Task
Find every line in the records below that holds the word "JSON", and copy each one.
'''
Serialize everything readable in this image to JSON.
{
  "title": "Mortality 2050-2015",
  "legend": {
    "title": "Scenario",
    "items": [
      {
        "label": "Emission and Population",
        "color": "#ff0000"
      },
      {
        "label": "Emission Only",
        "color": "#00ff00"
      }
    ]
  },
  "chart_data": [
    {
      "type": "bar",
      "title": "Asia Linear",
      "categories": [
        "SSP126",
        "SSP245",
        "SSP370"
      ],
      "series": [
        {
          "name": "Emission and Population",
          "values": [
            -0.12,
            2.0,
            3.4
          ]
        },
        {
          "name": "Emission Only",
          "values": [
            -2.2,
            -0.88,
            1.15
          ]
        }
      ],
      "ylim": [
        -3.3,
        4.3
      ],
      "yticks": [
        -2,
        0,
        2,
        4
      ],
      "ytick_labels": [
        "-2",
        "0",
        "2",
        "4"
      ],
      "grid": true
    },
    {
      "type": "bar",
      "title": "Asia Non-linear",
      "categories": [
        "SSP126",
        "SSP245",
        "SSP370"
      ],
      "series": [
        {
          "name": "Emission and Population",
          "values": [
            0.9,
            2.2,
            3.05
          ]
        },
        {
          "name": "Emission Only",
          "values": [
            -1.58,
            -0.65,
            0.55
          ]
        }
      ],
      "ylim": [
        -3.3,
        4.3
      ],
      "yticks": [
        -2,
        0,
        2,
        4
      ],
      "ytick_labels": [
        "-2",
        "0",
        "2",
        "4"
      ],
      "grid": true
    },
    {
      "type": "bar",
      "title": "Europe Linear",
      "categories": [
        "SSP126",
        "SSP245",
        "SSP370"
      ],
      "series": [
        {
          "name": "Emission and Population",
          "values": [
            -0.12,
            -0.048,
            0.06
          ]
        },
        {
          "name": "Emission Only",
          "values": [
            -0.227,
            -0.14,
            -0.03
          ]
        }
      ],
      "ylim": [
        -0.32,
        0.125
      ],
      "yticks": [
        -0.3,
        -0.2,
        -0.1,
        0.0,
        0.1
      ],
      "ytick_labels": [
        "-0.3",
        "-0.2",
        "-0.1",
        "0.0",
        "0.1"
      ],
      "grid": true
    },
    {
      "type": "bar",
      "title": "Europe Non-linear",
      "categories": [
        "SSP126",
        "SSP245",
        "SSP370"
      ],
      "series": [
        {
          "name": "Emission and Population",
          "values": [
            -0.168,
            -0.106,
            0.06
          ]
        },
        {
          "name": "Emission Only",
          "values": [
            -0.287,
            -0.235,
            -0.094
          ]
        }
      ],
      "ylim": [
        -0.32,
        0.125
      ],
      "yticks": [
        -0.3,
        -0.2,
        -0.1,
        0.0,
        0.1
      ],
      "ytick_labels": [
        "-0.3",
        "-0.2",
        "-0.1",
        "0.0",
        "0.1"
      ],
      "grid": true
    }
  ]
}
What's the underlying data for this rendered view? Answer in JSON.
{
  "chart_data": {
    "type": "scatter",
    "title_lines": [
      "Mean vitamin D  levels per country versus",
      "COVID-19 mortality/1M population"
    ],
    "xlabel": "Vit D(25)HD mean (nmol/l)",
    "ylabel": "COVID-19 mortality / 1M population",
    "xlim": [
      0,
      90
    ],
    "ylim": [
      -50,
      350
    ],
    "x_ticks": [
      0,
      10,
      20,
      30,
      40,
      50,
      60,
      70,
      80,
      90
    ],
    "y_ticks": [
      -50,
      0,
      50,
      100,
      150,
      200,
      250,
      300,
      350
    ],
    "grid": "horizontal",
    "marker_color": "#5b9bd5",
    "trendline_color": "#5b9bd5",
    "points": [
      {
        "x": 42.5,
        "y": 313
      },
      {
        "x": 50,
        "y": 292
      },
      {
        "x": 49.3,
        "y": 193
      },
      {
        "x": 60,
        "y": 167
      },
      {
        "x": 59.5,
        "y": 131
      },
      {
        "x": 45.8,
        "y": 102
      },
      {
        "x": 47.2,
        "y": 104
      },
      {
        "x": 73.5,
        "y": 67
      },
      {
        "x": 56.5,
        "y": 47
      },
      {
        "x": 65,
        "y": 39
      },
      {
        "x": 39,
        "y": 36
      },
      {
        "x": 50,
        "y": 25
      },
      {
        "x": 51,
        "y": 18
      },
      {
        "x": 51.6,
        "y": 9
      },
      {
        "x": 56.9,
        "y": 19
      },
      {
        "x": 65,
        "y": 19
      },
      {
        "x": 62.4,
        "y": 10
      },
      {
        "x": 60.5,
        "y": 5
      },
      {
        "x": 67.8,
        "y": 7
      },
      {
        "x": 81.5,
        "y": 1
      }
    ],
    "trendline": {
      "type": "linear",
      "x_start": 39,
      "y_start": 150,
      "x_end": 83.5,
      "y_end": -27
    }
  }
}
'''
Correct response
Serialize everything readable in this image to JSON.
What's the underlying data for this rendered view? Answer in JSON.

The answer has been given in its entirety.